TASK OBJECTIVE = Check each line of the material below for "this". Report how many have it, with no other words.

++++++++++

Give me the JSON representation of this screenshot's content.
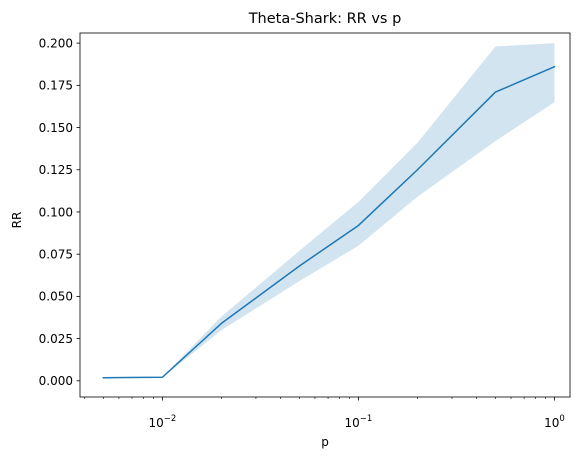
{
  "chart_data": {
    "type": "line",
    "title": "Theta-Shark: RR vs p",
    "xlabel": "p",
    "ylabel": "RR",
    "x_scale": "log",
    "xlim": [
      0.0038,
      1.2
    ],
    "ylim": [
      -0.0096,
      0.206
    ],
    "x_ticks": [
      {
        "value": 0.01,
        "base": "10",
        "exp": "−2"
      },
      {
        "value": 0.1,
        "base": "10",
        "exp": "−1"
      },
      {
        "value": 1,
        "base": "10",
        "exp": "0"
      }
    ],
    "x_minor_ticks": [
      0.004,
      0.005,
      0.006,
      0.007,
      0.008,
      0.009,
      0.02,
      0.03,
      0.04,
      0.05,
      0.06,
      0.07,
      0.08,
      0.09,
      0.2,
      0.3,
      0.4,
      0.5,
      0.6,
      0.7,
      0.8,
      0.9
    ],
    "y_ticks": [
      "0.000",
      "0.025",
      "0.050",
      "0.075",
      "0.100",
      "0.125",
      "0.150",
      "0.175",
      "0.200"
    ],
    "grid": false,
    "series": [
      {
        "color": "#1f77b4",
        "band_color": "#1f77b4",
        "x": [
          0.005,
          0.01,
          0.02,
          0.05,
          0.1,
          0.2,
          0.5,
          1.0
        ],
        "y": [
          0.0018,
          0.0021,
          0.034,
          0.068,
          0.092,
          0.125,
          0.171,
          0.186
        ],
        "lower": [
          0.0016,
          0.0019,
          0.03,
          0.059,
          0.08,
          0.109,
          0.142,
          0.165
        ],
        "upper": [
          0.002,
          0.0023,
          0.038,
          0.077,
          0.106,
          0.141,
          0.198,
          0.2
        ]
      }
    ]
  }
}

++++++++++

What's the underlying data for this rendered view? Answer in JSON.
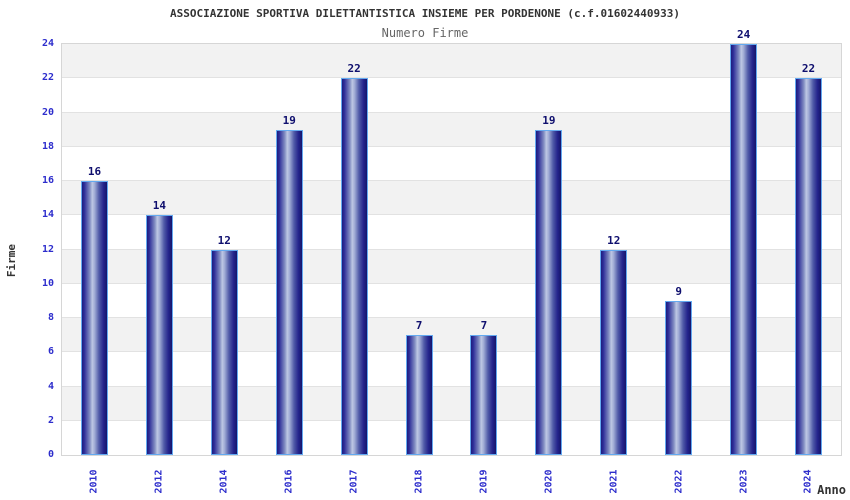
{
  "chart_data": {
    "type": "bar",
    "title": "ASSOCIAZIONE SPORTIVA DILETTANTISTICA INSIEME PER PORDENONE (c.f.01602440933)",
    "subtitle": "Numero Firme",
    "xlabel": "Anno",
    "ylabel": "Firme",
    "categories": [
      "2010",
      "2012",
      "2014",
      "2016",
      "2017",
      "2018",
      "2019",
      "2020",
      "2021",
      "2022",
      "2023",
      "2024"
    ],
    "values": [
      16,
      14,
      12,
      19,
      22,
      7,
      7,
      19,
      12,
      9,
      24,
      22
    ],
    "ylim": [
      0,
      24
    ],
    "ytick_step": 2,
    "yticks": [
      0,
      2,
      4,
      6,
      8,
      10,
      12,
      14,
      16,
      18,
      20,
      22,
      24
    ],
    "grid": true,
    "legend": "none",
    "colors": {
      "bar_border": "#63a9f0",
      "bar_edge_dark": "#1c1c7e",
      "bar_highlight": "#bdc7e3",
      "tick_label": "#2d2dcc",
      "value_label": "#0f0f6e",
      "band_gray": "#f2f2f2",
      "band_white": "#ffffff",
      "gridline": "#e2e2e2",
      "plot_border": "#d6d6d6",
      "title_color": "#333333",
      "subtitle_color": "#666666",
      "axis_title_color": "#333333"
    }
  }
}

++++++++++

THE RESULT = 2